=== Dataset extract ===

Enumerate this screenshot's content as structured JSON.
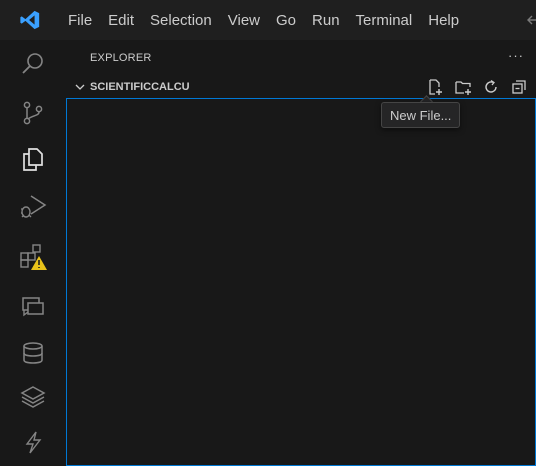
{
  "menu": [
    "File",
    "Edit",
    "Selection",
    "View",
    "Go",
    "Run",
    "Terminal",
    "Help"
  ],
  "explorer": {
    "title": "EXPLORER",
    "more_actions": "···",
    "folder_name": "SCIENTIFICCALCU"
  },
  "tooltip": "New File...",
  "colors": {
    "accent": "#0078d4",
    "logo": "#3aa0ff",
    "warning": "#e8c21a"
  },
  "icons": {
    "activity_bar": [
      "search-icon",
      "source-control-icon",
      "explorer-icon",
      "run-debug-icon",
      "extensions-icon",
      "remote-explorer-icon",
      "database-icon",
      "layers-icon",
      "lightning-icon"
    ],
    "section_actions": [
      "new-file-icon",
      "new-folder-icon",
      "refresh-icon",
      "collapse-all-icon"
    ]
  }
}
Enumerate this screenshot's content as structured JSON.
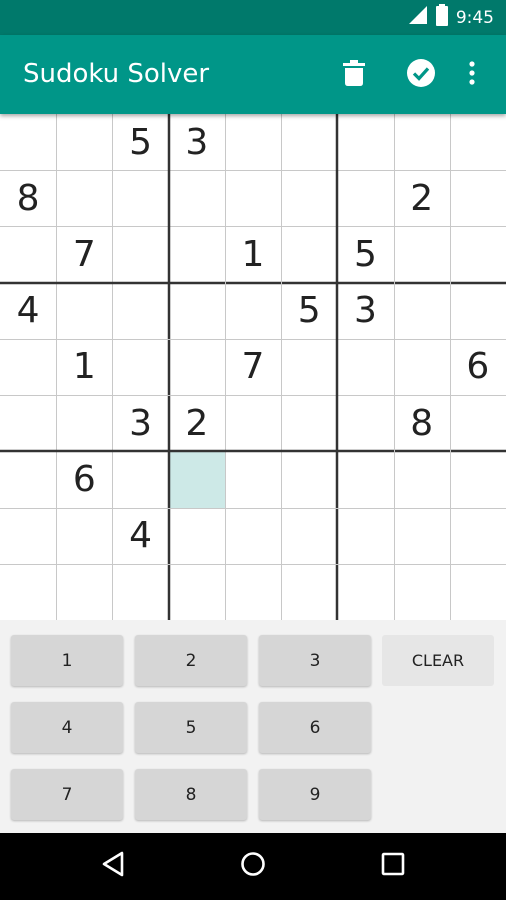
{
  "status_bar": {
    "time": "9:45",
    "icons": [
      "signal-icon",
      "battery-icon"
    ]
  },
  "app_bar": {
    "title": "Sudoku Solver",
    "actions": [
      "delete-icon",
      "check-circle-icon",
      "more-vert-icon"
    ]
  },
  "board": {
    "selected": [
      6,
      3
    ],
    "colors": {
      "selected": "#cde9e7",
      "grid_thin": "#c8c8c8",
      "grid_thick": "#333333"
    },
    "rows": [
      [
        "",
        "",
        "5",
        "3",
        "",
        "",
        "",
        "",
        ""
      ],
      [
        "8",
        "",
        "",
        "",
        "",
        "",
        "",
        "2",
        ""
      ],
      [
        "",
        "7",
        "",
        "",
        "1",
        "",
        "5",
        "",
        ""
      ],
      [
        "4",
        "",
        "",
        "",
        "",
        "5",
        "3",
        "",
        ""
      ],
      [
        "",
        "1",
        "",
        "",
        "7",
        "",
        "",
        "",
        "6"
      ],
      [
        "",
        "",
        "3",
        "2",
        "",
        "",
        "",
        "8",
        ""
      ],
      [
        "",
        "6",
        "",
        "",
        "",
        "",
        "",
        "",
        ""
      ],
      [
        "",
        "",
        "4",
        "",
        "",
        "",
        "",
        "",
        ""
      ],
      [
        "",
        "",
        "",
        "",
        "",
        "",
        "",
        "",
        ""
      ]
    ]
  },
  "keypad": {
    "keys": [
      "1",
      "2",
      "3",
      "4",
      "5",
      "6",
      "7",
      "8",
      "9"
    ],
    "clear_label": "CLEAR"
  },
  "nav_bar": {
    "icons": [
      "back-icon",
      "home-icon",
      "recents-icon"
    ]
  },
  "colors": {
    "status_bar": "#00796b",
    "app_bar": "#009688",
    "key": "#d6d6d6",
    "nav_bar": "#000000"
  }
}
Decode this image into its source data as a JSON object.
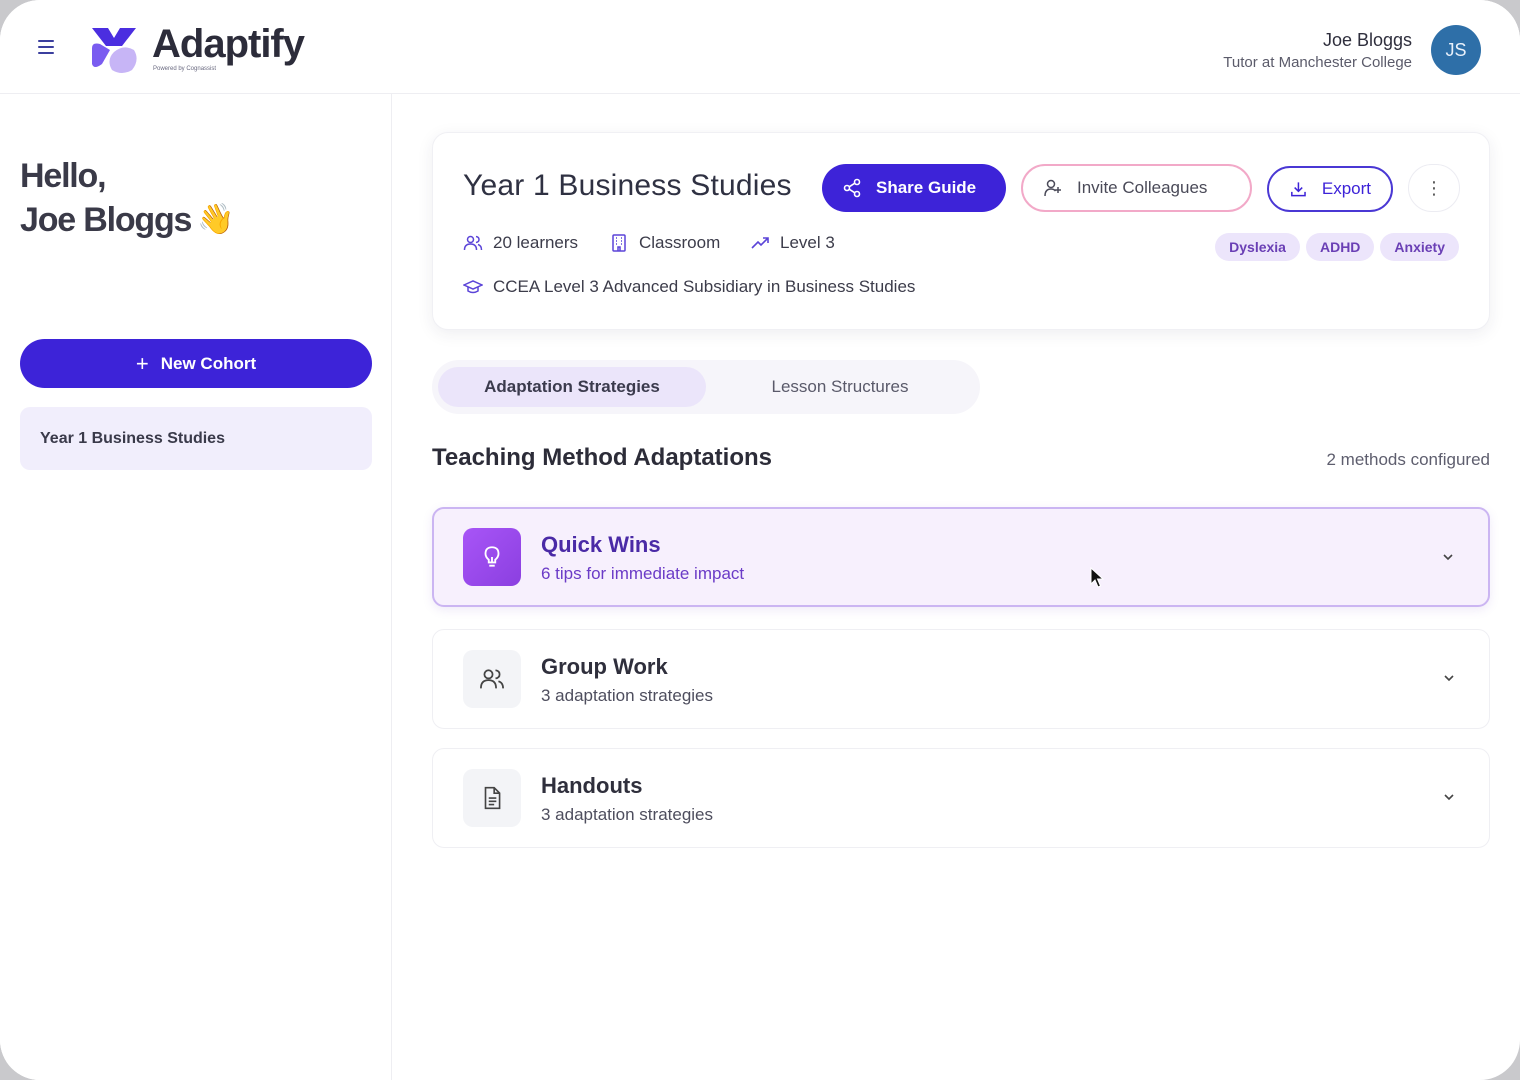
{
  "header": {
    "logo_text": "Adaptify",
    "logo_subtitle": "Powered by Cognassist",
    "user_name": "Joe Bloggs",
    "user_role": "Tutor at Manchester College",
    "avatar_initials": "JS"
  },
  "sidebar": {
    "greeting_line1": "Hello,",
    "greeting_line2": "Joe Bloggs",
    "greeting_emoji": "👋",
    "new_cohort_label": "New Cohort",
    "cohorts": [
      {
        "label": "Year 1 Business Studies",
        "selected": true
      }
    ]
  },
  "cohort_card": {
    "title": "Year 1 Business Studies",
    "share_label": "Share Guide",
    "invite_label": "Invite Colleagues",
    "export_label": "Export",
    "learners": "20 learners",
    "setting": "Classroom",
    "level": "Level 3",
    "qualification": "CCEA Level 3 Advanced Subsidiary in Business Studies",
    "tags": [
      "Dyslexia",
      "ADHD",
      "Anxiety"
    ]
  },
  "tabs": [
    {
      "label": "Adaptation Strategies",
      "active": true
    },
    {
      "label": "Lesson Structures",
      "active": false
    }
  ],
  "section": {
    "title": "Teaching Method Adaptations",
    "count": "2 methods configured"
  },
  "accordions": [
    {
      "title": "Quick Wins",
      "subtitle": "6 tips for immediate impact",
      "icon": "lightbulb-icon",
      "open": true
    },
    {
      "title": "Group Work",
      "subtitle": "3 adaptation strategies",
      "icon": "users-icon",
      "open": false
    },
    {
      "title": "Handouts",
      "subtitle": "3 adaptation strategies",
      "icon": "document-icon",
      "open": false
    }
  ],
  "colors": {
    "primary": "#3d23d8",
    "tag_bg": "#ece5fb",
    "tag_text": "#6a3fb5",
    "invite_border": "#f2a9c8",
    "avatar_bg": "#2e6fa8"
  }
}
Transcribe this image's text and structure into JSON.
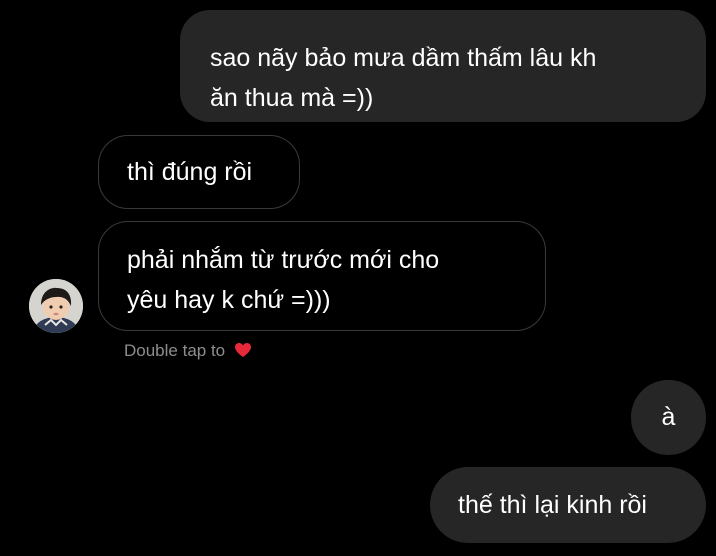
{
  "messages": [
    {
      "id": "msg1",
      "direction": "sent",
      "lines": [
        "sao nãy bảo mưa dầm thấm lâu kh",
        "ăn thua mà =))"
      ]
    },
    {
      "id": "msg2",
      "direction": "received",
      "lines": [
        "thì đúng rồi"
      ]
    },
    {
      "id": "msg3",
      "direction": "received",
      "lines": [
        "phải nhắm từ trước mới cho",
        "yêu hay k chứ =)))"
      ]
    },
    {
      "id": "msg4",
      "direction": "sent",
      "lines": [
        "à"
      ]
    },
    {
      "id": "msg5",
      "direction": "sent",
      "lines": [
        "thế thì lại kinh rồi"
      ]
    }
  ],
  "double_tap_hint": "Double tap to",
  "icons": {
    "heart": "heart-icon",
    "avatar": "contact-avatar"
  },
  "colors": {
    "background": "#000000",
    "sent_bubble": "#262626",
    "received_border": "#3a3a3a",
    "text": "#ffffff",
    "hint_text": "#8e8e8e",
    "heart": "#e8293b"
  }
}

===

# Directive
Repeat the records above exactly, leaving out the pictures.

# Full answer
Enumerate this screenshot's content as structured JSON.
{
  "menu": [
    "File",
    "Edit",
    "Selection",
    "View",
    "Go",
    "Run",
    "Terminal",
    "Help"
  ],
  "explorer": {
    "title": "EXPLORER",
    "more_actions": "···",
    "folder_name": "SCIENTIFICCALCU"
  },
  "tooltip": "New File...",
  "colors": {
    "accent": "#0078d4",
    "logo": "#3aa0ff",
    "warning": "#e8c21a"
  },
  "icons": {
    "activity_bar": [
      "search-icon",
      "source-control-icon",
      "explorer-icon",
      "run-debug-icon",
      "extensions-icon",
      "remote-explorer-icon",
      "database-icon",
      "layers-icon",
      "lightning-icon"
    ],
    "section_actions": [
      "new-file-icon",
      "new-folder-icon",
      "refresh-icon",
      "collapse-all-icon"
    ]
  }
}
Enumerate this screenshot's content as structured JSON.
{
  "status_bar": {
    "time": "9:45",
    "icons": [
      "signal-icon",
      "battery-icon"
    ]
  },
  "app_bar": {
    "title": "Sudoku Solver",
    "actions": [
      "delete-icon",
      "check-circle-icon",
      "more-vert-icon"
    ]
  },
  "board": {
    "selected": [
      6,
      3
    ],
    "colors": {
      "selected": "#cde9e7",
      "grid_thin": "#c8c8c8",
      "grid_thick": "#333333"
    },
    "rows": [
      [
        "",
        "",
        "5",
        "3",
        "",
        "",
        "",
        "",
        ""
      ],
      [
        "8",
        "",
        "",
        "",
        "",
        "",
        "",
        "2",
        ""
      ],
      [
        "",
        "7",
        "",
        "",
        "1",
        "",
        "5",
        "",
        ""
      ],
      [
        "4",
        "",
        "",
        "",
        "",
        "5",
        "3",
        "",
        ""
      ],
      [
        "",
        "1",
        "",
        "",
        "7",
        "",
        "",
        "",
        "6"
      ],
      [
        "",
        "",
        "3",
        "2",
        "",
        "",
        "",
        "8",
        ""
      ],
      [
        "",
        "6",
        "",
        "",
        "",
        "",
        "",
        "",
        ""
      ],
      [
        "",
        "",
        "4",
        "",
        "",
        "",
        "",
        "",
        ""
      ],
      [
        "",
        "",
        "",
        "",
        "",
        "",
        "",
        "",
        ""
      ]
    ]
  },
  "keypad": {
    "keys": [
      "1",
      "2",
      "3",
      "4",
      "5",
      "6",
      "7",
      "8",
      "9"
    ],
    "clear_label": "CLEAR"
  },
  "nav_bar": {
    "icons": [
      "back-icon",
      "home-icon",
      "recents-icon"
    ]
  },
  "colors": {
    "status_bar": "#00796b",
    "app_bar": "#009688",
    "key": "#d6d6d6",
    "nav_bar": "#000000"
  }
}
Decode this image into its source data as a JSON object.
{
  "header": {
    "logo_text": "Adaptify",
    "logo_subtitle": "Powered by Cognassist",
    "user_name": "Joe Bloggs",
    "user_role": "Tutor at Manchester College",
    "avatar_initials": "JS"
  },
  "sidebar": {
    "greeting_line1": "Hello,",
    "greeting_line2": "Joe Bloggs",
    "greeting_emoji": "👋",
    "new_cohort_label": "New Cohort",
    "cohorts": [
      {
        "label": "Year 1 Business Studies",
        "selected": true
      }
    ]
  },
  "cohort_card": {
    "title": "Year 1 Business Studies",
    "share_label": "Share Guide",
    "invite_label": "Invite Colleagues",
    "export_label": "Export",
    "learners": "20 learners",
    "setting": "Classroom",
    "level": "Level 3",
    "qualification": "CCEA Level 3 Advanced Subsidiary in Business Studies",
    "tags": [
      "Dyslexia",
      "ADHD",
      "Anxiety"
    ]
  },
  "tabs": [
    {
      "label": "Adaptation Strategies",
      "active": true
    },
    {
      "label": "Lesson Structures",
      "active": false
    }
  ],
  "section": {
    "title": "Teaching Method Adaptations",
    "count": "2 methods configured"
  },
  "accordions": [
    {
      "title": "Quick Wins",
      "subtitle": "6 tips for immediate impact",
      "icon": "lightbulb-icon",
      "open": true
    },
    {
      "title": "Group Work",
      "subtitle": "3 adaptation strategies",
      "icon": "users-icon",
      "open": false
    },
    {
      "title": "Handouts",
      "subtitle": "3 adaptation strategies",
      "icon": "document-icon",
      "open": false
    }
  ],
  "colors": {
    "primary": "#3d23d8",
    "tag_bg": "#ece5fb",
    "tag_text": "#6a3fb5",
    "invite_border": "#f2a9c8",
    "avatar_bg": "#2e6fa8"
  }
}
Transcribe this image's text and structure into JSON.
{
  "messages": [
    {
      "id": "msg1",
      "direction": "sent",
      "lines": [
        "sao nãy bảo mưa dầm thấm lâu kh",
        "ăn thua mà =))"
      ]
    },
    {
      "id": "msg2",
      "direction": "received",
      "lines": [
        "thì đúng rồi"
      ]
    },
    {
      "id": "msg3",
      "direction": "received",
      "lines": [
        "phải nhắm từ trước mới cho",
        "yêu hay k chứ =)))"
      ]
    },
    {
      "id": "msg4",
      "direction": "sent",
      "lines": [
        "à"
      ]
    },
    {
      "id": "msg5",
      "direction": "sent",
      "lines": [
        "thế thì lại kinh rồi"
      ]
    }
  ],
  "double_tap_hint": "Double tap to",
  "icons": {
    "heart": "heart-icon",
    "avatar": "contact-avatar"
  },
  "colors": {
    "background": "#000000",
    "sent_bubble": "#262626",
    "received_border": "#3a3a3a",
    "text": "#ffffff",
    "hint_text": "#8e8e8e",
    "heart": "#e8293b"
  }
}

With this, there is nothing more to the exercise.